(Chart and figure data)
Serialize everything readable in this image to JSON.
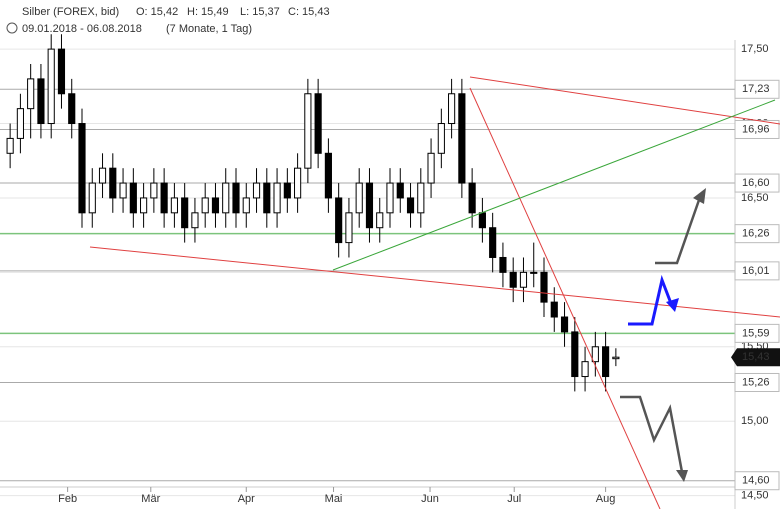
{
  "header": {
    "symbol": "Silber (FOREX, bid)",
    "quote": [
      "O: 15,42",
      "H: 15,49",
      "L: 15,37",
      "C: 15,43"
    ],
    "range": "09.01.2018 - 06.08.2018",
    "period": "(7 Monate, 1 Tag)"
  },
  "chart_data": {
    "type": "candlestick",
    "categories": [
      null,
      null,
      null,
      null,
      null,
      null,
      null,
      null,
      null,
      null,
      null,
      null,
      null,
      null,
      null,
      null,
      null,
      null,
      null,
      null,
      null,
      null,
      null,
      null,
      null,
      null,
      null,
      null,
      null,
      null,
      null,
      null,
      null,
      null,
      null,
      null,
      null,
      null,
      null,
      null,
      null,
      null,
      null,
      null,
      null,
      null,
      null,
      null,
      null,
      null,
      null,
      null,
      null,
      null,
      null,
      null,
      null,
      null,
      null,
      null
    ],
    "open": [
      16.8,
      16.9,
      17.1,
      17.3,
      17.0,
      17.5,
      17.2,
      17.0,
      16.4,
      16.6,
      16.7,
      16.5,
      16.6,
      16.4,
      16.5,
      16.6,
      16.4,
      16.5,
      16.3,
      16.4,
      16.5,
      16.4,
      16.6,
      16.4,
      16.5,
      16.6,
      16.4,
      16.6,
      16.5,
      16.7,
      17.2,
      16.8,
      16.5,
      16.2,
      16.4,
      16.6,
      16.3,
      16.4,
      16.6,
      16.5,
      16.4,
      16.6,
      16.8,
      17.0,
      17.2,
      16.6,
      16.4,
      16.3,
      16.1,
      16.0,
      15.9,
      16.0,
      16.0,
      15.8,
      15.7,
      15.6,
      15.3,
      15.4,
      15.5,
      15.42
    ],
    "high": [
      17.0,
      17.2,
      17.4,
      17.4,
      17.6,
      17.6,
      17.3,
      17.1,
      16.7,
      16.8,
      16.8,
      16.7,
      16.7,
      16.6,
      16.7,
      16.7,
      16.6,
      16.6,
      16.5,
      16.6,
      16.6,
      16.7,
      16.7,
      16.6,
      16.7,
      16.7,
      16.7,
      16.7,
      16.8,
      17.3,
      17.3,
      16.9,
      16.6,
      16.5,
      16.7,
      16.7,
      16.5,
      16.7,
      16.7,
      16.6,
      16.7,
      16.9,
      17.1,
      17.3,
      17.3,
      16.7,
      16.5,
      16.4,
      16.2,
      16.1,
      16.1,
      16.2,
      16.1,
      15.9,
      15.8,
      15.7,
      15.5,
      15.6,
      15.6,
      15.49
    ],
    "low": [
      16.7,
      16.8,
      16.9,
      16.9,
      16.9,
      17.1,
      16.9,
      16.3,
      16.3,
      16.5,
      16.4,
      16.4,
      16.3,
      16.3,
      16.4,
      16.3,
      16.3,
      16.2,
      16.2,
      16.3,
      16.3,
      16.3,
      16.3,
      16.3,
      16.4,
      16.3,
      16.3,
      16.4,
      16.4,
      16.6,
      16.7,
      16.4,
      16.1,
      16.1,
      16.3,
      16.2,
      16.2,
      16.3,
      16.4,
      16.3,
      16.3,
      16.5,
      16.7,
      16.9,
      16.5,
      16.3,
      16.2,
      16.0,
      15.9,
      15.8,
      15.8,
      15.9,
      15.7,
      15.6,
      15.5,
      15.2,
      15.2,
      15.3,
      15.2,
      15.37
    ],
    "close": [
      16.9,
      17.1,
      17.3,
      17.0,
      17.5,
      17.2,
      17.0,
      16.4,
      16.6,
      16.7,
      16.5,
      16.6,
      16.4,
      16.5,
      16.6,
      16.4,
      16.5,
      16.3,
      16.4,
      16.5,
      16.4,
      16.6,
      16.4,
      16.5,
      16.6,
      16.4,
      16.6,
      16.5,
      16.7,
      17.2,
      16.8,
      16.5,
      16.2,
      16.4,
      16.6,
      16.3,
      16.4,
      16.6,
      16.5,
      16.4,
      16.6,
      16.8,
      17.0,
      17.2,
      16.6,
      16.4,
      16.3,
      16.1,
      16.0,
      15.9,
      16.0,
      16.0,
      15.8,
      15.7,
      15.6,
      15.3,
      15.4,
      15.5,
      15.3,
      15.43
    ],
    "xlim": [
      0,
      60
    ],
    "xticks": [
      {
        "value": 6.1,
        "label": "Feb"
      },
      {
        "value": 14.2,
        "label": "Mär"
      },
      {
        "value": 23.5,
        "label": "Apr"
      },
      {
        "value": 32,
        "label": "Mai"
      },
      {
        "value": 41.4,
        "label": "Jun"
      },
      {
        "value": 49.6,
        "label": "Jul"
      },
      {
        "value": 58.5,
        "label": "Aug"
      }
    ],
    "ylim": [
      14.41,
      17.83
    ],
    "yticks": [
      {
        "value": 14.5,
        "label": "14,50"
      },
      {
        "value": 15,
        "label": "15,00"
      },
      {
        "value": 15.5,
        "label": "15,50"
      },
      {
        "value": 16,
        "label": "16,00"
      },
      {
        "value": 16.5,
        "label": "16,50"
      },
      {
        "value": 17,
        "label": "17,00"
      },
      {
        "value": 17.5,
        "label": "17,50"
      }
    ],
    "levels": [
      {
        "value": 17.23,
        "label": "17,23",
        "color": "#aaaaaa"
      },
      {
        "value": 16.96,
        "label": "16,96",
        "color": "#aaaaaa"
      },
      {
        "value": 16.6,
        "label": "16,60",
        "color": "#aaaaaa"
      },
      {
        "value": 16.26,
        "label": "16,26",
        "color": "#7cc47c"
      },
      {
        "value": 16.01,
        "label": "16,01",
        "color": "#aaaaaa"
      },
      {
        "value": 15.59,
        "label": "15,59",
        "color": "#7cc47c"
      },
      {
        "value": 15.26,
        "label": "15,26",
        "color": "#aaaaaa"
      },
      {
        "value": 14.6,
        "label": "14,60",
        "color": "#aaaaaa"
      }
    ],
    "last": {
      "value": 15.43,
      "label": "15,43"
    }
  }
}
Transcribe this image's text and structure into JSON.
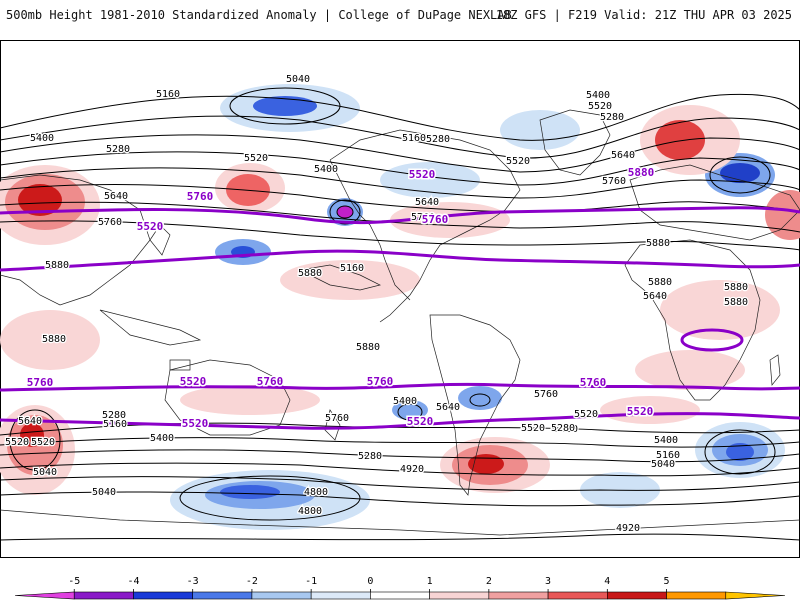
{
  "header": {
    "left": "500mb Height 1981-2010 Standardized Anomaly | College of DuPage NEXLAB",
    "right": "18Z GFS | F219 Valid: 21Z THU APR 03 2025"
  },
  "contour_labels": [
    {
      "text": "5040",
      "kind": "black"
    },
    {
      "text": "5160",
      "kind": "black"
    },
    {
      "text": "5400",
      "kind": "black"
    },
    {
      "text": "5280",
      "kind": "black"
    },
    {
      "text": "5520",
      "kind": "black"
    },
    {
      "text": "5640",
      "kind": "black"
    },
    {
      "text": "5760",
      "kind": "black"
    },
    {
      "text": "5880",
      "kind": "black"
    },
    {
      "text": "5400",
      "kind": "black"
    },
    {
      "text": "5520",
      "kind": "black"
    },
    {
      "text": "5280",
      "kind": "black"
    },
    {
      "text": "5160",
      "kind": "black"
    },
    {
      "text": "5640",
      "kind": "black"
    },
    {
      "text": "5760",
      "kind": "black"
    },
    {
      "text": "5880",
      "kind": "black"
    },
    {
      "text": "5880",
      "kind": "black"
    },
    {
      "text": "5880",
      "kind": "black"
    },
    {
      "text": "5160",
      "kind": "black"
    },
    {
      "text": "5280",
      "kind": "black"
    },
    {
      "text": "5400",
      "kind": "black"
    },
    {
      "text": "5520",
      "kind": "black"
    },
    {
      "text": "5640",
      "kind": "black"
    },
    {
      "text": "5760",
      "kind": "black"
    },
    {
      "text": "5880",
      "kind": "black"
    },
    {
      "text": "5880",
      "kind": "black"
    },
    {
      "text": "5880",
      "kind": "black"
    },
    {
      "text": "5640",
      "kind": "black"
    },
    {
      "text": "5760",
      "kind": "black"
    },
    {
      "text": "5400",
      "kind": "black"
    },
    {
      "text": "5640",
      "kind": "black"
    },
    {
      "text": "5520",
      "kind": "black"
    },
    {
      "text": "5280",
      "kind": "black"
    },
    {
      "text": "5160",
      "kind": "black"
    },
    {
      "text": "5040",
      "kind": "black"
    },
    {
      "text": "4920",
      "kind": "black"
    },
    {
      "text": "4800",
      "kind": "black"
    },
    {
      "text": "4800",
      "kind": "black"
    },
    {
      "text": "5040",
      "kind": "black"
    },
    {
      "text": "5040",
      "kind": "black"
    },
    {
      "text": "5520",
      "kind": "black"
    },
    {
      "text": "5640",
      "kind": "black"
    },
    {
      "text": "5400",
      "kind": "black"
    },
    {
      "text": "5280",
      "kind": "black"
    },
    {
      "text": "5160",
      "kind": "black"
    },
    {
      "text": "5040",
      "kind": "black"
    },
    {
      "text": "5760",
      "kind": "black"
    },
    {
      "text": "5280",
      "kind": "black"
    },
    {
      "text": "5520",
      "kind": "black"
    },
    {
      "text": "5880",
      "kind": "black"
    },
    {
      "text": "4920",
      "kind": "black"
    },
    {
      "text": "5400",
      "kind": "black"
    },
    {
      "text": "5160",
      "kind": "black"
    },
    {
      "text": "5280",
      "kind": "black"
    },
    {
      "text": "5520",
      "kind": "black"
    },
    {
      "text": "5760",
      "kind": "black"
    },
    {
      "text": "5520",
      "kind": "purple"
    },
    {
      "text": "5760",
      "kind": "purple"
    },
    {
      "text": "5520",
      "kind": "purple"
    },
    {
      "text": "5760",
      "kind": "purple"
    },
    {
      "text": "5520",
      "kind": "purple"
    },
    {
      "text": "5760",
      "kind": "purple"
    },
    {
      "text": "5760",
      "kind": "purple"
    },
    {
      "text": "5760",
      "kind": "purple"
    },
    {
      "text": "5760",
      "kind": "purple"
    },
    {
      "text": "5520",
      "kind": "purple"
    },
    {
      "text": "5520",
      "kind": "purple"
    },
    {
      "text": "5520",
      "kind": "purple"
    },
    {
      "text": "5880",
      "kind": "purple"
    }
  ],
  "legend": {
    "ticks": [
      "-5",
      "-4",
      "-3",
      "-2",
      "-1",
      "0",
      "1",
      "2",
      "3",
      "4",
      "5"
    ],
    "colors": [
      "#e040e0",
      "#8a1ac8",
      "#1a3ad8",
      "#4a78e8",
      "#a8c8f0",
      "#dce9f8",
      "#ffffff",
      "#f8d4d4",
      "#f0a0a0",
      "#e85858",
      "#c81818",
      "#ff9800",
      "#ffc400"
    ]
  },
  "colors": {
    "neg_light": "#cfe2f6",
    "neg_mid": "#7ea6ec",
    "neg_strong": "#2850d8",
    "pos_light": "#f9d6d6",
    "pos_mid": "#ee8c8c",
    "pos_strong": "#cc1a1a",
    "contour": "#000000",
    "thick_contour": "#8a00c8",
    "coast": "#222222"
  }
}
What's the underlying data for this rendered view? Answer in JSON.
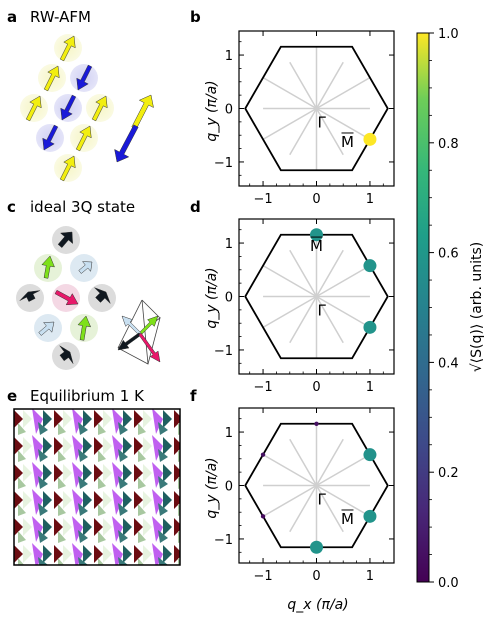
{
  "panels": {
    "a": {
      "letter": "a",
      "title": "RW-AFM"
    },
    "b": {
      "letter": "b"
    },
    "c": {
      "letter": "c",
      "title": "ideal 3Q state"
    },
    "d": {
      "letter": "d"
    },
    "e": {
      "letter": "e",
      "title": "Equilibrium 1 K"
    },
    "f": {
      "letter": "f"
    }
  },
  "axes": {
    "ylabel": "q_y (π/a)",
    "xlabel": "q_x (π/a)",
    "xticks": [
      "−1",
      "0",
      "1"
    ],
    "yticks": [
      "1",
      "0",
      "−1"
    ]
  },
  "points": {
    "gamma": "Γ",
    "M": "M"
  },
  "colorbar": {
    "label": "√⟨S(q)⟩ (arb. units)",
    "ticks": [
      "1.0",
      "0.8",
      "0.6",
      "0.4",
      "0.2",
      "0.0"
    ]
  },
  "chart_data": [
    {
      "type": "scatter",
      "panel": "b",
      "xlim": [
        -1.45,
        1.45
      ],
      "ylim": [
        -1.45,
        1.45
      ],
      "points": [
        {
          "x": 1.0,
          "y": -0.577,
          "value": 1.0
        }
      ]
    },
    {
      "type": "scatter",
      "panel": "d",
      "xlim": [
        -1.45,
        1.45
      ],
      "ylim": [
        -1.45,
        1.45
      ],
      "points": [
        {
          "x": 0.0,
          "y": 1.155,
          "value": 0.58
        },
        {
          "x": 1.0,
          "y": 0.577,
          "value": 0.58
        },
        {
          "x": 1.0,
          "y": -0.577,
          "value": 0.58
        }
      ]
    },
    {
      "type": "scatter",
      "panel": "f",
      "xlim": [
        -1.45,
        1.45
      ],
      "ylim": [
        -1.45,
        1.45
      ],
      "points": [
        {
          "x": 1.0,
          "y": 0.577,
          "value": 0.57
        },
        {
          "x": 1.0,
          "y": -0.577,
          "value": 0.58
        },
        {
          "x": 0.0,
          "y": -1.155,
          "value": 0.58
        },
        {
          "x": 0.0,
          "y": 1.155,
          "value": 0.05
        },
        {
          "x": -1.0,
          "y": 0.577,
          "value": 0.05
        },
        {
          "x": -1.0,
          "y": -0.577,
          "value": 0.03
        }
      ]
    }
  ],
  "colors": {
    "yellow_spin": "#f2ee10",
    "blue_spin": "#1a1ad8",
    "green_spin": "#7ee01a",
    "pink_spin": "#e8186a",
    "lightblue_spin": "#c8dff0",
    "dark_spin": "#101820"
  }
}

- _Goal_: Select and copy every line of the listing with the word "this".

- _Answer to the exercise_:
Serialize everything readable in this image to JSON.
Transcribe this image's text and structure into JSON.
What's the underlying data for this rendered view? Answer in JSON.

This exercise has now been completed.